* **Given problem**: Go through the material and tally the lines containing the string "screenshot". Give the total alone.

* **Records for this exercise**:
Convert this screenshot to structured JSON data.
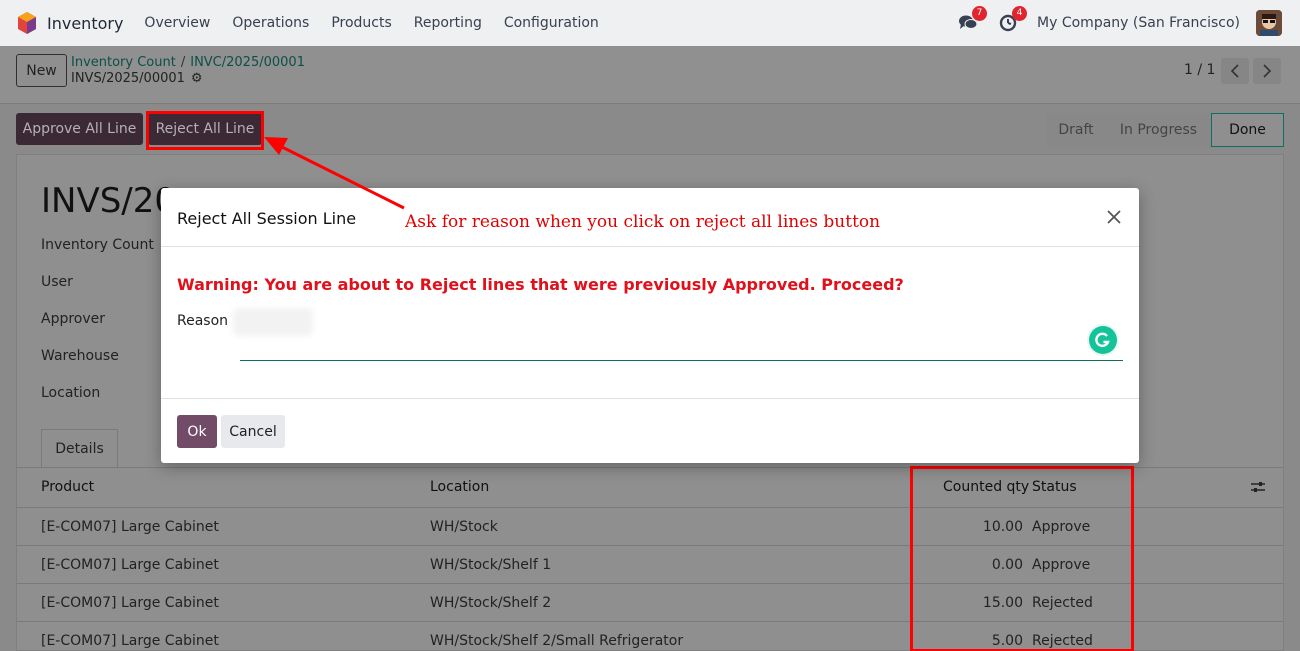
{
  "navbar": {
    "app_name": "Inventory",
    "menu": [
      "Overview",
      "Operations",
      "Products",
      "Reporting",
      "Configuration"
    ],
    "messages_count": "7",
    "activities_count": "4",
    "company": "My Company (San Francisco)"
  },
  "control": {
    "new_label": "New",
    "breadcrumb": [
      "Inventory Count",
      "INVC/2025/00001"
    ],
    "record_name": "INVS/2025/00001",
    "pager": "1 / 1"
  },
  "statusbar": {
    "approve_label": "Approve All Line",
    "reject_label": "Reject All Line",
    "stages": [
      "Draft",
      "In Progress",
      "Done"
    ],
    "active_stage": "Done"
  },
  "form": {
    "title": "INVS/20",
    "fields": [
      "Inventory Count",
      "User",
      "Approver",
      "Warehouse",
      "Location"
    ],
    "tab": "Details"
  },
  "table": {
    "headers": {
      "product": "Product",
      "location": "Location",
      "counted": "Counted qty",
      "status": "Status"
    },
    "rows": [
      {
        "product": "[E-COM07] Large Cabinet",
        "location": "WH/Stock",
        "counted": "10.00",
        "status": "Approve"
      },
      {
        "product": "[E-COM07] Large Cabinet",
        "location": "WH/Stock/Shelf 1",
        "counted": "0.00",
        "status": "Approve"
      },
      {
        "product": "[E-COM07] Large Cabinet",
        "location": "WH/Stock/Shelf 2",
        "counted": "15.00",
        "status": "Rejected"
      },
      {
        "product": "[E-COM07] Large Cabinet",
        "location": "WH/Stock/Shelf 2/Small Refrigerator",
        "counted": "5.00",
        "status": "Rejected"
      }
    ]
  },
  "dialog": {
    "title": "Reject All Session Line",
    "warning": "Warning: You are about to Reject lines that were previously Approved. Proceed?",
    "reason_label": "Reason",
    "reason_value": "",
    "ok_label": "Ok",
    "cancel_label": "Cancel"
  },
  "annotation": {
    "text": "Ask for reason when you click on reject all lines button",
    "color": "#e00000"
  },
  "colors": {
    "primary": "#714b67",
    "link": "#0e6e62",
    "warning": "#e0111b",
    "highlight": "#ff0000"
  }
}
---
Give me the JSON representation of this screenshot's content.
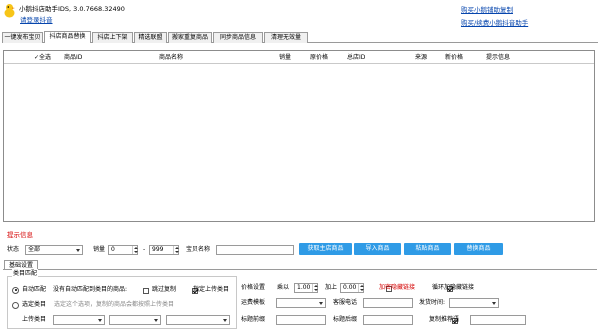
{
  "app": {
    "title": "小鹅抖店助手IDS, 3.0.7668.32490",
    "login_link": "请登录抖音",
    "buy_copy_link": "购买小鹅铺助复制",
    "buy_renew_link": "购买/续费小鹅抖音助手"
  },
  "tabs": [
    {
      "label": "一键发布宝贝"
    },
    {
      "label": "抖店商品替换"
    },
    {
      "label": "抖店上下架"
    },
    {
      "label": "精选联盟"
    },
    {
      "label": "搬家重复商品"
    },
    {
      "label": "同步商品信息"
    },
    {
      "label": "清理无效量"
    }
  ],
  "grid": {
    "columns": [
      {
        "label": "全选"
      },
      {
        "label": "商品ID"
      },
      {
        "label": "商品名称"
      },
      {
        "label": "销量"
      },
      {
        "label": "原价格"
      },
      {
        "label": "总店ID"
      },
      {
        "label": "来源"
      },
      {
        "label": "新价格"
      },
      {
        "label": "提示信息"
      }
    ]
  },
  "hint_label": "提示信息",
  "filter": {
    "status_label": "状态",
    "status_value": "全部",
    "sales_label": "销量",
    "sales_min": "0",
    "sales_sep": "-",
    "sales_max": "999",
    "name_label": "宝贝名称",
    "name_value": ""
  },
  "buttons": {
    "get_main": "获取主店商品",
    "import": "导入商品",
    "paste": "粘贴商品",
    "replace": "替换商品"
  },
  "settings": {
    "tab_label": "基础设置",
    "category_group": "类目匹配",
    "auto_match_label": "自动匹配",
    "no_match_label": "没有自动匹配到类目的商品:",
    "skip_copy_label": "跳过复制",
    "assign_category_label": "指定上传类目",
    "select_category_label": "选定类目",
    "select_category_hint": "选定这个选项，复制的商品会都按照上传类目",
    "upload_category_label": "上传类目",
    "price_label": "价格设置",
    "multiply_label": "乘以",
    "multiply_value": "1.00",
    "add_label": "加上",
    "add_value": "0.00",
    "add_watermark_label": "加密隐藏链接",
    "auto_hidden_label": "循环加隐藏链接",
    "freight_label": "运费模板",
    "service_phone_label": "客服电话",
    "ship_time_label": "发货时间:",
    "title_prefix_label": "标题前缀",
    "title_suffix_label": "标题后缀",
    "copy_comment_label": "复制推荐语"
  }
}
---
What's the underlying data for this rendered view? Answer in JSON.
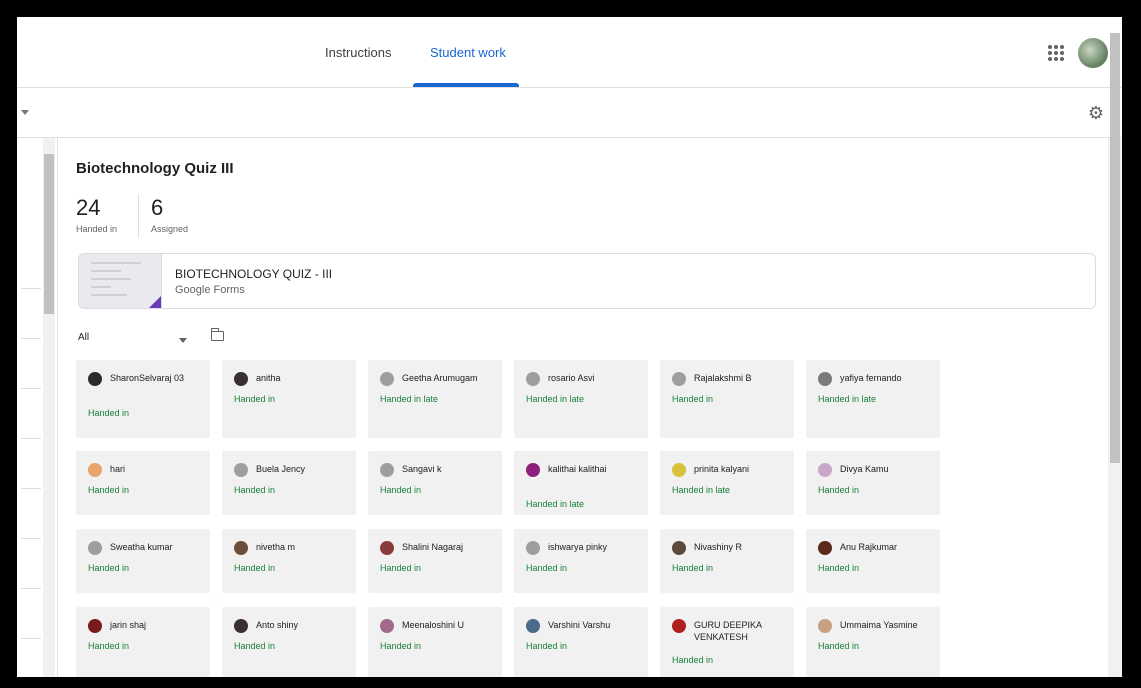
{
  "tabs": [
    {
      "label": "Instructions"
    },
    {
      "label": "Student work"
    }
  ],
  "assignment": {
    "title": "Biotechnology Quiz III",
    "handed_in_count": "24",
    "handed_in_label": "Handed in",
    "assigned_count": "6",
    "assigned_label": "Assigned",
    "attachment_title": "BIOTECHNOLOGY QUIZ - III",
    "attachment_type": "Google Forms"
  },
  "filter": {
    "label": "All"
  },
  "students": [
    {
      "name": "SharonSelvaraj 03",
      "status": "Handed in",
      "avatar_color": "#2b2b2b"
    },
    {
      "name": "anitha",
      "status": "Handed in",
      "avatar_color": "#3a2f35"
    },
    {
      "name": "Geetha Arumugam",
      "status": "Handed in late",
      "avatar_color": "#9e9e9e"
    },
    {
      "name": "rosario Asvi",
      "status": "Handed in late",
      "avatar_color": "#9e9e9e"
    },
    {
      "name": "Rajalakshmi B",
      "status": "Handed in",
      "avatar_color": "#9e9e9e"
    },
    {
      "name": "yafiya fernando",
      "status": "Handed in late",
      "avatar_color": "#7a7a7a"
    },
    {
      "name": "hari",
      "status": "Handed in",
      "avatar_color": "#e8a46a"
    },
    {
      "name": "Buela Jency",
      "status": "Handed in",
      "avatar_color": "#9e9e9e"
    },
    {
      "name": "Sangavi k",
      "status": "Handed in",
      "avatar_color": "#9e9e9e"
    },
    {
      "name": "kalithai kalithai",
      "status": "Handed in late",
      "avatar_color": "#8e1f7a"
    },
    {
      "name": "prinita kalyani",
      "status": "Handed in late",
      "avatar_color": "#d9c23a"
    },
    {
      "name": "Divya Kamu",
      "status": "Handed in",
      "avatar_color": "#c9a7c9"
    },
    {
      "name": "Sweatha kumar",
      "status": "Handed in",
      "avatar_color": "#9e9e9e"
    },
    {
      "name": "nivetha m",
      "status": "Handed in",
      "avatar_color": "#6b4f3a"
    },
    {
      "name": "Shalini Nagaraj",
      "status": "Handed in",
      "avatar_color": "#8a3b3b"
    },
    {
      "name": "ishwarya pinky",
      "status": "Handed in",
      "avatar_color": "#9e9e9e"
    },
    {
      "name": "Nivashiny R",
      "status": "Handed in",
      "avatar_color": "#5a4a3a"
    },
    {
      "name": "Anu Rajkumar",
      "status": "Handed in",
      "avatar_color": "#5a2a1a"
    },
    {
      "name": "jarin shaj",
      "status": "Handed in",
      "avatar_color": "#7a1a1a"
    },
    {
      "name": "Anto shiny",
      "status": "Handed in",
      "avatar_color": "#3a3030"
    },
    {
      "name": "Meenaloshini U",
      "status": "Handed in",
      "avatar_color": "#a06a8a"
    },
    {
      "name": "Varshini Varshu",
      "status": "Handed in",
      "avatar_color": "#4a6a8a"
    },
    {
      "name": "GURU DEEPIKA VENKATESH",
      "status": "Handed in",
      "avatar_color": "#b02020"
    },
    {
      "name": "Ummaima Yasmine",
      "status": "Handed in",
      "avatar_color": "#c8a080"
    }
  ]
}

* **Result of the exercise**: 2